#### Written exercise
Extract each line holding the word "attributes" from the entries.

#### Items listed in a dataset
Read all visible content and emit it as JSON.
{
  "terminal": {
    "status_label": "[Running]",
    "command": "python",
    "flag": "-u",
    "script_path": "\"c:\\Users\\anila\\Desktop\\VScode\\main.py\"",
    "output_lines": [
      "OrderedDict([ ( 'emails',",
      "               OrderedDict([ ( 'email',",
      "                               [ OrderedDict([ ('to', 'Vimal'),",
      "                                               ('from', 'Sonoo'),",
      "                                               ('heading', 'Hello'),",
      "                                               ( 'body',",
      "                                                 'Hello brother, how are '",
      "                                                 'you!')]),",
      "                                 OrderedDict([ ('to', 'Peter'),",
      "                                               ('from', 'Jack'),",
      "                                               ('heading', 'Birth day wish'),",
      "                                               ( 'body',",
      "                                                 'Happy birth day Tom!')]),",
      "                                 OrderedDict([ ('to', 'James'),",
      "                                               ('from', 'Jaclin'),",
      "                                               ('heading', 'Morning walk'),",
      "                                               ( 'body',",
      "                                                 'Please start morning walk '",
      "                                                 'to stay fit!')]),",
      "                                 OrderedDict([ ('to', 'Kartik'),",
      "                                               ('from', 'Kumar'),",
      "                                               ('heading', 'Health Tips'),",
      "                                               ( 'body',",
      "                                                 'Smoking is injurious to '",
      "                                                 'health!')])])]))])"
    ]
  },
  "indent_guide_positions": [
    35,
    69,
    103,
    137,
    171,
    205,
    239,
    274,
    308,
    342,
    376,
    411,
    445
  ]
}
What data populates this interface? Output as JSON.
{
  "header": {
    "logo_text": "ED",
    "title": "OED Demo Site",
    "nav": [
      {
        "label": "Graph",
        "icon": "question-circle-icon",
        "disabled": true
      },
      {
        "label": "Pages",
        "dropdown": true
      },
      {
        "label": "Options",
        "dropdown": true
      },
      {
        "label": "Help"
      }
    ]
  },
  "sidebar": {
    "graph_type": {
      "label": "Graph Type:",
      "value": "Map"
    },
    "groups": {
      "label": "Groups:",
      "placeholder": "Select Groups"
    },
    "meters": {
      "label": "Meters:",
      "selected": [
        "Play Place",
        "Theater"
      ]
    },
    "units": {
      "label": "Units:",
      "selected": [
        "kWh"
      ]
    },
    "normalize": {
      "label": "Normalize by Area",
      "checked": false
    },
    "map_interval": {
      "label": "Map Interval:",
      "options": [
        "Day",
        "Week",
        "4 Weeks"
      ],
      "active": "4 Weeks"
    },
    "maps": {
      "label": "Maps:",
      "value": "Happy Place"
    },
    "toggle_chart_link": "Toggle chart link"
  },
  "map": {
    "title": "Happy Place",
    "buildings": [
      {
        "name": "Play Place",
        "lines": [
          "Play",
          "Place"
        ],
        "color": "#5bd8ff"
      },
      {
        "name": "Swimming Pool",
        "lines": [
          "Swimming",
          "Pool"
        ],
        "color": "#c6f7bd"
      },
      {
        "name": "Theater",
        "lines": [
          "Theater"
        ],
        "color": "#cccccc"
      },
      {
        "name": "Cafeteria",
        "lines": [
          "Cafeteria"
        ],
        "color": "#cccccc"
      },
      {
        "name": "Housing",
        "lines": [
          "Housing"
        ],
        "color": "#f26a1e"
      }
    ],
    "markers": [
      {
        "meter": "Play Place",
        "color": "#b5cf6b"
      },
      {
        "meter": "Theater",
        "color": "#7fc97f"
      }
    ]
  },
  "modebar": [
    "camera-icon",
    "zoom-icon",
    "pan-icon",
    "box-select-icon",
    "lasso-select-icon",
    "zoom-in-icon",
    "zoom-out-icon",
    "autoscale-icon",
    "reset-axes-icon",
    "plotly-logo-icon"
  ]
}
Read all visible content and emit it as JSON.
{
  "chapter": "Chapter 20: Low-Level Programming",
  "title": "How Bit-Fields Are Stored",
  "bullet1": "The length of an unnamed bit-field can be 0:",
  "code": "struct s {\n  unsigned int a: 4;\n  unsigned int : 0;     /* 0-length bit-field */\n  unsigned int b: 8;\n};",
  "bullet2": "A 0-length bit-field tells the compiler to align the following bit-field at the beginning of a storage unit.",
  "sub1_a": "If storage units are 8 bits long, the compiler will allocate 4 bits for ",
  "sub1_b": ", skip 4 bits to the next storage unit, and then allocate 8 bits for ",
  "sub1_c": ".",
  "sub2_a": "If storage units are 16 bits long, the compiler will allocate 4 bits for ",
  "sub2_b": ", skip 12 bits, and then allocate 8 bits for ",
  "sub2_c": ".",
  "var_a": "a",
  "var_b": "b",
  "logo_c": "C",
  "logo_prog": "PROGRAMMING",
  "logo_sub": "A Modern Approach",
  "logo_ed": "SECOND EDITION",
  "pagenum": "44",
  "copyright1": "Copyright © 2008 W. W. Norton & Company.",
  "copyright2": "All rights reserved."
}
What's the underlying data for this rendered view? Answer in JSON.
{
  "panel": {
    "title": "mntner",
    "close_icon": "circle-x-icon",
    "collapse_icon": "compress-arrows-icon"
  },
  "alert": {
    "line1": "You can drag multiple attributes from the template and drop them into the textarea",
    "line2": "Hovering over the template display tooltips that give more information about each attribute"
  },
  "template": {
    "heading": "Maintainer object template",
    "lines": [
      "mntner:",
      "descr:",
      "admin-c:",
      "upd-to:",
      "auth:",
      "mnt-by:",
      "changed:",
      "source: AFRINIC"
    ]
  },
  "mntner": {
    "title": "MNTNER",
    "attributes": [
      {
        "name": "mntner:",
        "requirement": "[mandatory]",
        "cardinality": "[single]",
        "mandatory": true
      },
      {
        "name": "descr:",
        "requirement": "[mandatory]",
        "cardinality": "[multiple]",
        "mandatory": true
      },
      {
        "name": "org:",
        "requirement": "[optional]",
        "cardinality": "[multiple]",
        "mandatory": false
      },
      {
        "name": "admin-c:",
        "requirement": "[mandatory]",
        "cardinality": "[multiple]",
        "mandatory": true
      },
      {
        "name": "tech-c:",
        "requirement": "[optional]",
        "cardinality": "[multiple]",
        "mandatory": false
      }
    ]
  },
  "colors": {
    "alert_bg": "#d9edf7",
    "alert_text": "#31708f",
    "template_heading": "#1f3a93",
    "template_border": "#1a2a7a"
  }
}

#### Solution
    "line1": "You can drag multiple attributes from the template and drop them into the textarea",
    "attributes": [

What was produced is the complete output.